TASK PROMPT.
Review the lines that follow and copy each one that contains the word "JSON".

Records contained in a dataset:
-*-*-

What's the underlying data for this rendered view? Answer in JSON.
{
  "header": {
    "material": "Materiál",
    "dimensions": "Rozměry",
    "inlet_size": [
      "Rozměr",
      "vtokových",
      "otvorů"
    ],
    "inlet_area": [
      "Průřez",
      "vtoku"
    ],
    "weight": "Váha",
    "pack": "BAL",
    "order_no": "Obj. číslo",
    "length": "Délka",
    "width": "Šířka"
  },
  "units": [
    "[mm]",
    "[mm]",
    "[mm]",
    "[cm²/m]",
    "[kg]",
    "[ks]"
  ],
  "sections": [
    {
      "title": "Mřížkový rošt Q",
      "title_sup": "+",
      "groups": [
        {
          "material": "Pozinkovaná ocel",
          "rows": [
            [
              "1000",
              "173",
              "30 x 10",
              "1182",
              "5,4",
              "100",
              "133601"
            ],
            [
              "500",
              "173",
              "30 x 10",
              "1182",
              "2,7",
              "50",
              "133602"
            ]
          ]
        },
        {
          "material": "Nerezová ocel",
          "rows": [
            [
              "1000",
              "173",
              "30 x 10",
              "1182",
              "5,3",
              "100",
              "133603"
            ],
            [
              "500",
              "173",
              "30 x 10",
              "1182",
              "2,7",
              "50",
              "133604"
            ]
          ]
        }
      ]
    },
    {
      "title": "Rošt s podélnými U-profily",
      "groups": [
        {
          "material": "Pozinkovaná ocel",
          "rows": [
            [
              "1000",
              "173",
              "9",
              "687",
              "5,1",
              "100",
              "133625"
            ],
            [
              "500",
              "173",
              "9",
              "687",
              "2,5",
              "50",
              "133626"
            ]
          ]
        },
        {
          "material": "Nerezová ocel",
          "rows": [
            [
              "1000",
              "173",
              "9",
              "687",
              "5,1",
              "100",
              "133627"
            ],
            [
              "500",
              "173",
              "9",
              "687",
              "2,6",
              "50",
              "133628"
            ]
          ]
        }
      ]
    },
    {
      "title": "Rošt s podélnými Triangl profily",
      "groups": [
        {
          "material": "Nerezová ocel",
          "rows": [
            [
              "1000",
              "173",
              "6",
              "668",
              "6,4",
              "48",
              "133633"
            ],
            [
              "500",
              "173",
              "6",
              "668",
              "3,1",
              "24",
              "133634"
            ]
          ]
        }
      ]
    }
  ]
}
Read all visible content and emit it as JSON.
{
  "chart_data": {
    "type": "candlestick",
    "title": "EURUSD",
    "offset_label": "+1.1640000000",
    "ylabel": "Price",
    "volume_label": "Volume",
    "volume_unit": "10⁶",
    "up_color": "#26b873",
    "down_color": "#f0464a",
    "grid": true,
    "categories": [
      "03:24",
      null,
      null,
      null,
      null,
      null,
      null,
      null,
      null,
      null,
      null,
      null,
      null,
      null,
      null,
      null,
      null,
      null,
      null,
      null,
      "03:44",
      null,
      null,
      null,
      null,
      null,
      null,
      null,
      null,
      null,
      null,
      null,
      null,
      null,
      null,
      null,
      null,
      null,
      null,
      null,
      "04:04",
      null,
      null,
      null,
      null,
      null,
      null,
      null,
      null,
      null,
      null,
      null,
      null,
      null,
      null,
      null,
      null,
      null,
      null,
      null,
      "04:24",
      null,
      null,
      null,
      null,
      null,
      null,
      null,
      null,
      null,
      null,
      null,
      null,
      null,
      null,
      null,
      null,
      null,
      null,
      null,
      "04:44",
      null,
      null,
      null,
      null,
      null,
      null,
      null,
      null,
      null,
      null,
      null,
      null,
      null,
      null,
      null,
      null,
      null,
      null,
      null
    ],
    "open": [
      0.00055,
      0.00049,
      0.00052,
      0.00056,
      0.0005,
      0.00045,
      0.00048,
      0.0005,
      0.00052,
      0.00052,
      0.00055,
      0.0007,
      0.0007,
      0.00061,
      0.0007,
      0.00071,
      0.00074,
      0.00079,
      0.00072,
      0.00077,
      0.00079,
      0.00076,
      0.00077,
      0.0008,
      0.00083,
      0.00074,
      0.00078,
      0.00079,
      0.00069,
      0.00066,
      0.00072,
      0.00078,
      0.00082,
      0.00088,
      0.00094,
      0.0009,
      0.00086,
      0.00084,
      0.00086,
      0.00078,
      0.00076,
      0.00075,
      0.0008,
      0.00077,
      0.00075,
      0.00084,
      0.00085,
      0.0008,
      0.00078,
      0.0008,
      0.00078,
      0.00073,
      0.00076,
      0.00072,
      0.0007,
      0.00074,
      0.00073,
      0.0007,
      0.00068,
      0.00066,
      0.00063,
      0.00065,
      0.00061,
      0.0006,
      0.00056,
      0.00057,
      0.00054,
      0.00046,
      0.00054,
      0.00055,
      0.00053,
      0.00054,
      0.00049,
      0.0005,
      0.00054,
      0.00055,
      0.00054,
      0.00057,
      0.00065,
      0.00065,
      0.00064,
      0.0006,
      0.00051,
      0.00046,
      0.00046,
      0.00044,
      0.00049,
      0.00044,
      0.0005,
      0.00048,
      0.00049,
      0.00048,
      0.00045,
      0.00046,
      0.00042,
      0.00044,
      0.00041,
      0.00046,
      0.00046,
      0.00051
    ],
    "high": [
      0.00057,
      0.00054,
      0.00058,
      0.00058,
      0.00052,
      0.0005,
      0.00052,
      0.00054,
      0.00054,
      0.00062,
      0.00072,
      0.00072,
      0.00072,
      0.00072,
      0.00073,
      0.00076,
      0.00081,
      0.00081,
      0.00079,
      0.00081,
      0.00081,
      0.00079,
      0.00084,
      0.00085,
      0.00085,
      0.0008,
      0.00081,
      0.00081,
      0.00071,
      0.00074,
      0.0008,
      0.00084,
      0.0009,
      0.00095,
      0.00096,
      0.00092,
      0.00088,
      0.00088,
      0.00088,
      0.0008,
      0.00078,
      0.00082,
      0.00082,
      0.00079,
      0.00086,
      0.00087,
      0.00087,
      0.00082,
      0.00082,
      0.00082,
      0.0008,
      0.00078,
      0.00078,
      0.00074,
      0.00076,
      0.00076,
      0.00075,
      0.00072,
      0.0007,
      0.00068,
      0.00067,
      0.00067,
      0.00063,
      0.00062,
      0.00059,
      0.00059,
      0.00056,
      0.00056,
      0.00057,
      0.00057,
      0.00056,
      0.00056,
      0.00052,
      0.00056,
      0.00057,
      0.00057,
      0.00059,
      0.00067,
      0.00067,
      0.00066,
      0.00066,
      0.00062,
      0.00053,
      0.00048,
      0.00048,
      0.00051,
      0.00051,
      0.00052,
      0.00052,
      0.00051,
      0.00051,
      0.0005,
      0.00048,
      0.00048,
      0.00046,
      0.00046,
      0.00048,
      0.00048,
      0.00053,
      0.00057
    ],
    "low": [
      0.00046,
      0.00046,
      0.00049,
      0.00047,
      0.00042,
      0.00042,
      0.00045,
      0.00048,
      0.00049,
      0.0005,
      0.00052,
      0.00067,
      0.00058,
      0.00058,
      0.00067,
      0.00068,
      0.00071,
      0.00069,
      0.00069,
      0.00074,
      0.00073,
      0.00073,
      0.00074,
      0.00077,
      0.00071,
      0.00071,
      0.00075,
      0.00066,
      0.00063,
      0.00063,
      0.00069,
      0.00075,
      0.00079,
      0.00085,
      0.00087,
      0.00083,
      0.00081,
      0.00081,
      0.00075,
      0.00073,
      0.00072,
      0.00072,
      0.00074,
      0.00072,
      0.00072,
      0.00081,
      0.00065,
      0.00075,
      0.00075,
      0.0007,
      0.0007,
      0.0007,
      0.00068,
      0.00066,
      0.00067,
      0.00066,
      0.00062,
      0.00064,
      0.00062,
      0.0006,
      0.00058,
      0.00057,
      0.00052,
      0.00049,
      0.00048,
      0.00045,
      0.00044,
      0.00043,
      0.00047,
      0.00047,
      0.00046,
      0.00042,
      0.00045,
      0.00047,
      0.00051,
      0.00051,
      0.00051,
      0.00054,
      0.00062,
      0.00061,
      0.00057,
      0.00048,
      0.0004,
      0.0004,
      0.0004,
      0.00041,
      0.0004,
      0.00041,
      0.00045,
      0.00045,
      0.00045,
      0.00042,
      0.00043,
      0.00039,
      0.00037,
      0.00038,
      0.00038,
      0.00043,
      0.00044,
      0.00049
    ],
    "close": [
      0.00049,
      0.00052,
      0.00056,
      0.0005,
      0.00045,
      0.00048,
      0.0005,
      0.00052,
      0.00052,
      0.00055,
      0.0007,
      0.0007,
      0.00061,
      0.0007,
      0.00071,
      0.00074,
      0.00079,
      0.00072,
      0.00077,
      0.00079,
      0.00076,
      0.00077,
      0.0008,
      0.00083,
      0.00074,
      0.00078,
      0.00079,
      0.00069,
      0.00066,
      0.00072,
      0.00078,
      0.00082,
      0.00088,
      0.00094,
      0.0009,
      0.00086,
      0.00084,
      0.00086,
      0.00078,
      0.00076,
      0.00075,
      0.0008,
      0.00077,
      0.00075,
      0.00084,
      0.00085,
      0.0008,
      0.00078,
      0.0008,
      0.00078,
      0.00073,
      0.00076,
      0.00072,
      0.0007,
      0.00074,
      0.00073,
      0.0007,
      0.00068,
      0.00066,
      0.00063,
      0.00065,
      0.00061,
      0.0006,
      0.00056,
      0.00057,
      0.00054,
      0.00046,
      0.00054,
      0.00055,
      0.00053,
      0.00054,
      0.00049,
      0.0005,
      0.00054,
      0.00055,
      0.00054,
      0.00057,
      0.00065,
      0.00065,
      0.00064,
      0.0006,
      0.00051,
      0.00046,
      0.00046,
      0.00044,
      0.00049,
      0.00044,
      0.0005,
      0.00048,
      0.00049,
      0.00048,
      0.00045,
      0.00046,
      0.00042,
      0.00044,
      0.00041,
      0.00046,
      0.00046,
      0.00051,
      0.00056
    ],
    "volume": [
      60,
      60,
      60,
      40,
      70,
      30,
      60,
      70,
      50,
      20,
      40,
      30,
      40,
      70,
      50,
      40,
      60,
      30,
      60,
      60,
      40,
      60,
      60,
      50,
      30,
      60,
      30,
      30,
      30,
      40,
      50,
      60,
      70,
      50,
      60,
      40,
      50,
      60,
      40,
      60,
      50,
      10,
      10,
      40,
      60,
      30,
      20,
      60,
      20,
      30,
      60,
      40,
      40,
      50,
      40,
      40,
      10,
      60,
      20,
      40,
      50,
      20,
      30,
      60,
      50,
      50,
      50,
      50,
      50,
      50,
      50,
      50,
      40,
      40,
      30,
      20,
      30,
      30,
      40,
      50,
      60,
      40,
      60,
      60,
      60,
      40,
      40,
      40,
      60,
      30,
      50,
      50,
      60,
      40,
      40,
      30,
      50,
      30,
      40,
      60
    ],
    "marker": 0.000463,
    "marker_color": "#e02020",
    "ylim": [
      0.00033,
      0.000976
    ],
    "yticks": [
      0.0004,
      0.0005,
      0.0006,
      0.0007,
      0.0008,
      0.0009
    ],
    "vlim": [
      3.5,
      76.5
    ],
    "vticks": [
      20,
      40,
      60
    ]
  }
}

-*-*-

ANSWER FOR THIS EXERCISE.
What's the underlying data for this rendered view? Answer in JSON.
Read all visible content and emit it as JSON.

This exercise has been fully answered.